### REQUEST
Quote the records that follow in full, leaving the pictures out.

### INPUT FOR THIS TASK
================================

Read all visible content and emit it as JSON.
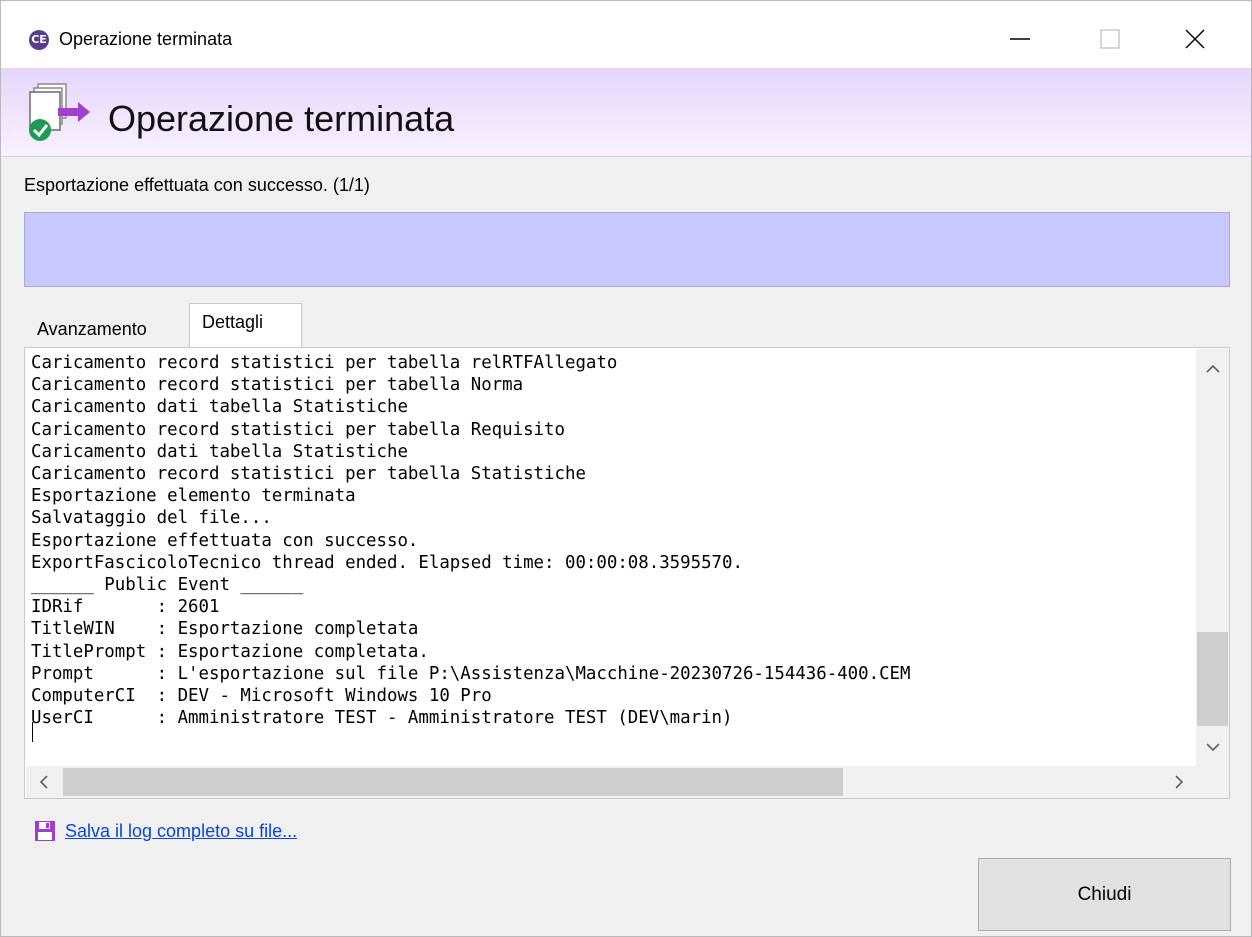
{
  "window": {
    "app_icon_text": "CE",
    "title": "Operazione terminata",
    "controls": {
      "minimize": "minimize-icon",
      "maximize": "maximize-icon",
      "close": "close-icon"
    }
  },
  "header": {
    "title": "Operazione terminata",
    "icon": "export-success-icon"
  },
  "status_text": "Esportazione effettuata con successo. (1/1)",
  "progress": {
    "value": 1.0,
    "color": "#c8c8ff"
  },
  "tabs": [
    {
      "label": "Avanzamento",
      "active": false
    },
    {
      "label": "Dettagli",
      "active": true
    }
  ],
  "log": {
    "lines": [
      "Caricamento record statistici per tabella relRTFAllegato",
      "Caricamento record statistici per tabella Norma",
      "Caricamento dati tabella Statistiche",
      "Caricamento record statistici per tabella Requisito",
      "Caricamento dati tabella Statistiche",
      "Caricamento record statistici per tabella Statistiche",
      "Esportazione elemento terminata",
      "Salvataggio del file...",
      "Esportazione effettuata con successo.",
      "ExportFascicoloTecnico thread ended. Elapsed time: 00:00:08.3595570.",
      "______ Public Event ______",
      "IDRif       : 2601",
      "TitleWIN    : Esportazione completata",
      "TitlePrompt : Esportazione completata.",
      "Prompt      : L'esportazione sul file P:\\Assistenza\\Macchine-20230726-154436-400.CEM",
      "ComputerCI  : DEV - Microsoft Windows 10 Pro",
      "UserCI      : Amministratore TEST - Amministratore TEST (DEV\\marin)"
    ]
  },
  "save_link": {
    "label": "Salva il log completo su file...",
    "icon": "floppy-disk-icon",
    "color": "#0645d6"
  },
  "close_button": {
    "label": "Chiudi"
  }
}
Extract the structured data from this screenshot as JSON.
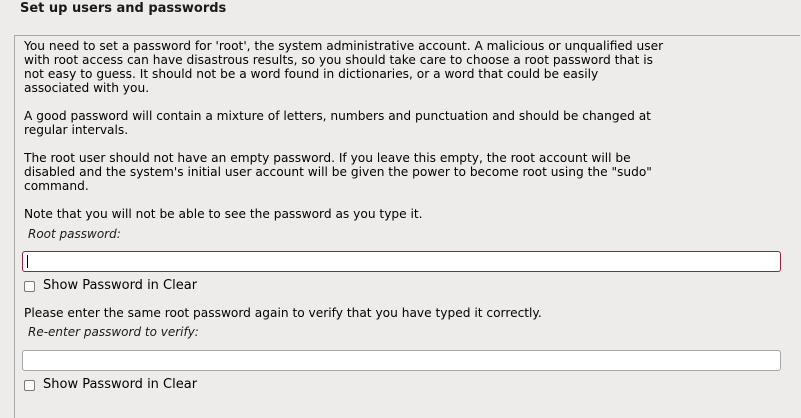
{
  "title": "Set up users and passwords",
  "paragraphs": {
    "intro": "You need to set a password for 'root', the system administrative account. A malicious or unqualified user\nwith root access can have disastrous results, so you should take care to choose a root password that is\nnot easy to guess. It should not be a word found in dictionaries, or a word that could be easily\nassociated with you.",
    "mixture": "A good password will contain a mixture of letters, numbers and punctuation and should be changed at\nregular intervals.",
    "empty": "The root user should not have an empty password. If you leave this empty, the root account will be\ndisabled and the system's initial user account will be given the power to become root using the \"sudo\"\ncommand.",
    "note": "Note that you will not be able to see the password as you type it.",
    "verify": "Please enter the same root password again to verify that you have typed it correctly."
  },
  "root_password": {
    "label": "Root password:",
    "value": "",
    "show_label": "Show Password in Clear"
  },
  "verify_password": {
    "label": "Re-enter password to verify:",
    "value": "",
    "show_label": "Show Password in Clear"
  },
  "colors": {
    "background": "#edeceb",
    "focus_border": "#98213f",
    "field_border": "#a6a6a6"
  }
}
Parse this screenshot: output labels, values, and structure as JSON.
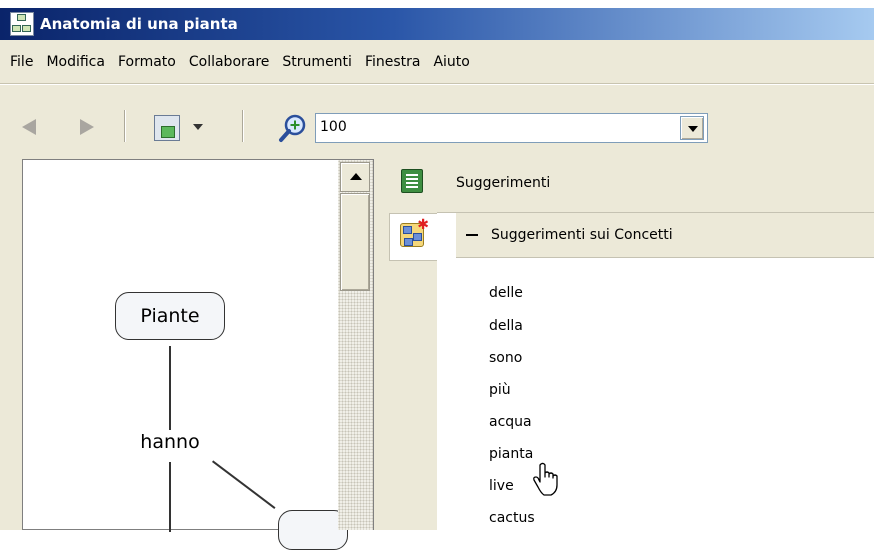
{
  "window": {
    "title": "Anatomia di una pianta"
  },
  "menu": [
    "File",
    "Modifica",
    "Formato",
    "Collaborare",
    "Strumenti",
    "Finestra",
    "Aiuto"
  ],
  "toolbar": {
    "zoom_value": "100"
  },
  "concept_map": {
    "concepts": [
      "Piante"
    ],
    "links": [
      "hanno"
    ]
  },
  "suggestions": {
    "panel_title": "Suggerimenti",
    "section_title": "Suggerimenti sui Concetti",
    "words": [
      "delle",
      "della",
      "sono",
      "più",
      "acqua",
      "pianta",
      "live",
      "cactus"
    ]
  },
  "colors": {
    "title_bar": "#0a246a",
    "chrome": "#ece9d8",
    "book_icon": "#3e8e41"
  }
}
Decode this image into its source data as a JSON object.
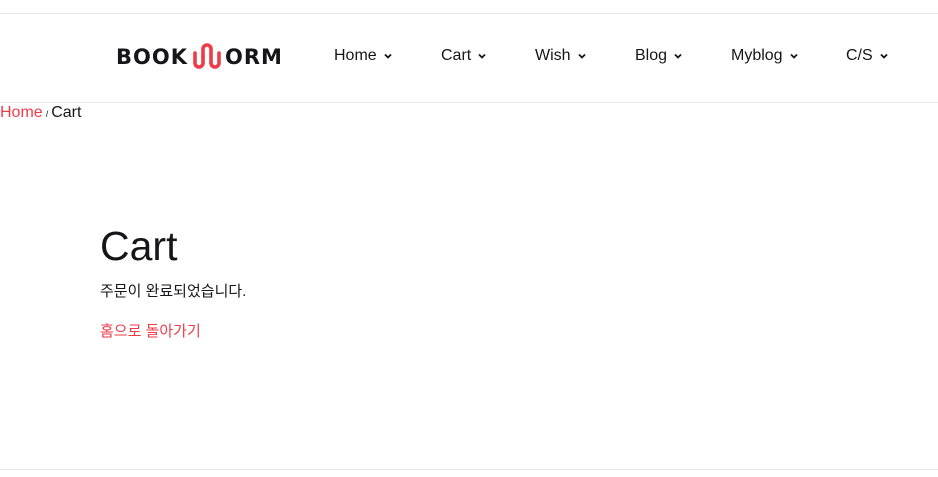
{
  "brand": {
    "logo_left": "BOOK",
    "logo_right": "ORM",
    "accent_color": "#ee3b48",
    "text_color": "#161619"
  },
  "nav": {
    "items": [
      {
        "label": "Home",
        "icon": "chevron-down-icon"
      },
      {
        "label": "Cart",
        "icon": "chevron-down-icon"
      },
      {
        "label": "Wish",
        "icon": "chevron-down-icon"
      },
      {
        "label": "Blog",
        "icon": "chevron-down-icon"
      },
      {
        "label": "Myblog",
        "icon": "chevron-down-icon"
      },
      {
        "label": "C/S",
        "icon": "chevron-down-icon"
      }
    ]
  },
  "breadcrumb": {
    "home": "Home",
    "separator": "/",
    "current": "Cart"
  },
  "main": {
    "title": "Cart",
    "message": "주문이 완료되었습니다.",
    "home_link": "홈으로 돌아가기"
  }
}
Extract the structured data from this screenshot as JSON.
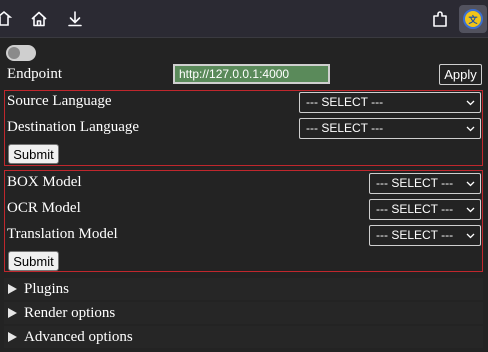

================================

### ANSWER TO THE TASK
Read all visible content and emit it as JSON.
{
  "window": {
    "app_icon_text": "CE",
    "title": "Operazione terminata",
    "controls": {
      "minimize": "minimize-icon",
      "maximize": "maximize-icon",
      "close": "close-icon"
    }
  },
  "header": {
    "title": "Operazione terminata",
    "icon": "export-success-icon"
  },
  "status_text": "Esportazione effettuata con successo. (1/1)",
  "progress": {
    "value": 1.0,
    "color": "#c8c8ff"
  },
  "tabs": [
    {
      "label": "Avanzamento",
      "active": false
    },
    {
      "label": "Dettagli",
      "active": true
    }
  ],
  "log": {
    "lines": [
      "Caricamento record statistici per tabella relRTFAllegato",
      "Caricamento record statistici per tabella Norma",
      "Caricamento dati tabella Statistiche",
      "Caricamento record statistici per tabella Requisito",
      "Caricamento dati tabella Statistiche",
      "Caricamento record statistici per tabella Statistiche",
      "Esportazione elemento terminata",
      "Salvataggio del file...",
      "Esportazione effettuata con successo.",
      "ExportFascicoloTecnico thread ended. Elapsed time: 00:00:08.3595570.",
      "______ Public Event ______",
      "IDRif       : 2601",
      "TitleWIN    : Esportazione completata",
      "TitlePrompt : Esportazione completata.",
      "Prompt      : L'esportazione sul file P:\\Assistenza\\Macchine-20230726-154436-400.CEM",
      "ComputerCI  : DEV - Microsoft Windows 10 Pro",
      "UserCI      : Amministratore TEST - Amministratore TEST (DEV\\marin)"
    ]
  },
  "save_link": {
    "label": "Salva il log completo su file...",
    "icon": "floppy-disk-icon",
    "color": "#0645d6"
  },
  "close_button": {
    "label": "Chiudi"
  }
}
Extract the structured data from this screenshot as JSON.
{
  "title": "Set up users and passwords",
  "paragraphs": {
    "intro": "You need to set a password for 'root', the system administrative account. A malicious or unqualified user\nwith root access can have disastrous results, so you should take care to choose a root password that is\nnot easy to guess. It should not be a word found in dictionaries, or a word that could be easily\nassociated with you.",
    "mixture": "A good password will contain a mixture of letters, numbers and punctuation and should be changed at\nregular intervals.",
    "empty": "The root user should not have an empty password. If you leave this empty, the root account will be\ndisabled and the system's initial user account will be given the power to become root using the \"sudo\"\ncommand.",
    "note": "Note that you will not be able to see the password as you type it.",
    "verify": "Please enter the same root password again to verify that you have typed it correctly."
  },
  "root_password": {
    "label": "Root password:",
    "value": "",
    "show_label": "Show Password in Clear"
  },
  "verify_password": {
    "label": "Re-enter password to verify:",
    "value": "",
    "show_label": "Show Password in Clear"
  },
  "colors": {
    "background": "#edeceb",
    "focus_border": "#98213f",
    "field_border": "#a6a6a6"
  }
}
Parse this screenshot: output labels, values, and structure as JSON.
{
  "window": {
    "title": "Anatomia di una pianta"
  },
  "menu": [
    "File",
    "Modifica",
    "Formato",
    "Collaborare",
    "Strumenti",
    "Finestra",
    "Aiuto"
  ],
  "toolbar": {
    "zoom_value": "100"
  },
  "concept_map": {
    "concepts": [
      "Piante"
    ],
    "links": [
      "hanno"
    ]
  },
  "suggestions": {
    "panel_title": "Suggerimenti",
    "section_title": "Suggerimenti sui Concetti",
    "words": [
      "delle",
      "della",
      "sono",
      "più",
      "acqua",
      "pianta",
      "live",
      "cactus"
    ]
  },
  "colors": {
    "title_bar": "#0a246a",
    "chrome": "#ece9d8",
    "book_icon": "#3e8e41"
  }
}
Decode this image into its source data as a JSON object.
{
  "brand": {
    "logo_left": "BOOK",
    "logo_right": "ORM",
    "accent_color": "#ee3b48",
    "text_color": "#161619"
  },
  "nav": {
    "items": [
      {
        "label": "Home",
        "icon": "chevron-down-icon"
      },
      {
        "label": "Cart",
        "icon": "chevron-down-icon"
      },
      {
        "label": "Wish",
        "icon": "chevron-down-icon"
      },
      {
        "label": "Blog",
        "icon": "chevron-down-icon"
      },
      {
        "label": "Myblog",
        "icon": "chevron-down-icon"
      },
      {
        "label": "C/S",
        "icon": "chevron-down-icon"
      }
    ]
  },
  "breadcrumb": {
    "home": "Home",
    "separator": "/",
    "current": "Cart"
  },
  "main": {
    "title": "Cart",
    "message": "주문이 완료되었습니다.",
    "home_link": "홈으로 돌아가기"
  }
}
Extract the structured data from this screenshot as JSON.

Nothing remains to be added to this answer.